Written exercise => Records follow. Pull out every line that contains "công".

%%

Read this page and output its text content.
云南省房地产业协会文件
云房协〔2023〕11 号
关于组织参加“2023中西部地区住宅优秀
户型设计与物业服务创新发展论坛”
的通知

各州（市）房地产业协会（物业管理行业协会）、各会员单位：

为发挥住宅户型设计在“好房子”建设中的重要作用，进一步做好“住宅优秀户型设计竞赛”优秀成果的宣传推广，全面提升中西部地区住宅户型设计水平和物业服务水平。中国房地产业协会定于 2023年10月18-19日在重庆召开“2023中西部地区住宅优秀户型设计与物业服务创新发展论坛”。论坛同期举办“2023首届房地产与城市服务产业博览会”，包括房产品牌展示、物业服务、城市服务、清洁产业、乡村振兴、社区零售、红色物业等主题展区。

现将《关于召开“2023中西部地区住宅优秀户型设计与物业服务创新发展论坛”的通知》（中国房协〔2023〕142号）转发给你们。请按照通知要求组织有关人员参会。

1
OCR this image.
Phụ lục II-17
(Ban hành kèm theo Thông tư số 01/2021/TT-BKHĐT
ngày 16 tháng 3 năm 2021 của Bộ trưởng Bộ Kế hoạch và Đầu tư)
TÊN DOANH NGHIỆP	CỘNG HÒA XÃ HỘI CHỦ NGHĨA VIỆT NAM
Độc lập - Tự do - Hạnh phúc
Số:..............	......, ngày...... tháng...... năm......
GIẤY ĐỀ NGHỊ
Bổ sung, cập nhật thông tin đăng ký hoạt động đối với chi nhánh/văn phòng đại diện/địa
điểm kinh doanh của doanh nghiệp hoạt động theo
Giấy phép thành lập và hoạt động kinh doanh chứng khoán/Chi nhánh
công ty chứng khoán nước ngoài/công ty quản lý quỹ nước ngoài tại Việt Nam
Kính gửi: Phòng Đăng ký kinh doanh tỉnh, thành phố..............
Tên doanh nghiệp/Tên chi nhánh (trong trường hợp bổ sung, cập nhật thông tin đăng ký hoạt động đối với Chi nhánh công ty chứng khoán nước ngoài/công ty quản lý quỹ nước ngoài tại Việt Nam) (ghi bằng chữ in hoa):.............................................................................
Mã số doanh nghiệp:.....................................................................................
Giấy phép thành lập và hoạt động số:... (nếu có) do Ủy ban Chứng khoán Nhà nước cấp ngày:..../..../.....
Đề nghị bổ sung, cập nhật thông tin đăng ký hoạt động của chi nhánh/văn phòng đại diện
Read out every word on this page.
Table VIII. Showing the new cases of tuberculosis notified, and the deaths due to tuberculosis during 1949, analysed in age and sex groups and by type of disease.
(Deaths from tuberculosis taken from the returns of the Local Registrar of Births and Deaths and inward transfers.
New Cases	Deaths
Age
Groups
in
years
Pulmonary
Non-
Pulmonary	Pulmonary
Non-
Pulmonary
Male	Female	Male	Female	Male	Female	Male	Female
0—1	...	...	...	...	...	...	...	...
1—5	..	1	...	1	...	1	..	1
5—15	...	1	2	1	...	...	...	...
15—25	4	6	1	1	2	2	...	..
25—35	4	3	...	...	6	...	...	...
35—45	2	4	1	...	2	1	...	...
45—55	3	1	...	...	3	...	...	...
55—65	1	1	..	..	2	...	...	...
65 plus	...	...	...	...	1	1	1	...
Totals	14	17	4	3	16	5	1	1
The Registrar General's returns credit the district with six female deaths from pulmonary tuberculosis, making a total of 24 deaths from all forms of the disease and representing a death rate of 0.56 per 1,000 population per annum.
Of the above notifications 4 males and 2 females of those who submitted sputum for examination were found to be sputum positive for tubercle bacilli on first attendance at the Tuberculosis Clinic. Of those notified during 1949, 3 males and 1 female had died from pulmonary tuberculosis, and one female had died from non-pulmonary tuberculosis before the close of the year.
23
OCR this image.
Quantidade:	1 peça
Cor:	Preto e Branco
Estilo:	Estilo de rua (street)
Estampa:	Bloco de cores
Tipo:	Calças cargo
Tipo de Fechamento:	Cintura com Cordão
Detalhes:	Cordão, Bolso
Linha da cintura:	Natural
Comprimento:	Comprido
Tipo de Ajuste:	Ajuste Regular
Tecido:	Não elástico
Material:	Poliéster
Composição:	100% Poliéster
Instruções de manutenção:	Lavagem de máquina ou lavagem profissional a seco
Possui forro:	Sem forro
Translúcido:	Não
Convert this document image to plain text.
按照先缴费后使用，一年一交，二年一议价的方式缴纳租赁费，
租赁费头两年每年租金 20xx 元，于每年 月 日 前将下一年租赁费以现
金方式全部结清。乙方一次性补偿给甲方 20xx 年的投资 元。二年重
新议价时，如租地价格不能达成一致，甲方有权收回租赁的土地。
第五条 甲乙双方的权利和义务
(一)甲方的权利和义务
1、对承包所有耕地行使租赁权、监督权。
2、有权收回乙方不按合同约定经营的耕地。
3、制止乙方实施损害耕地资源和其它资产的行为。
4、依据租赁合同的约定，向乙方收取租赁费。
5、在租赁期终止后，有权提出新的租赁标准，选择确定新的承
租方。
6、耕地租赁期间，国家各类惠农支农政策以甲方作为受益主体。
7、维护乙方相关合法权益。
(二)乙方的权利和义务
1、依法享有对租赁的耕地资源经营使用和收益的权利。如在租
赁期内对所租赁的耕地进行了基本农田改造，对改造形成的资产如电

%%

Reply to the exercise =>
công ty chứng khoán nước ngoài/công ty quản lý quỹ nước ngoài tại Việt Nam
Tên doanh nghiệp/Tên chi nhánh (trong trường hợp bổ sung, cập nhật thông tin đăng ký hoạt động đối với Chi nhánh công ty chứng khoán nước ngoài/công ty quản lý quỹ nước ngoài tại Việt Nam) (ghi bằng chữ in hoa):.............................................................................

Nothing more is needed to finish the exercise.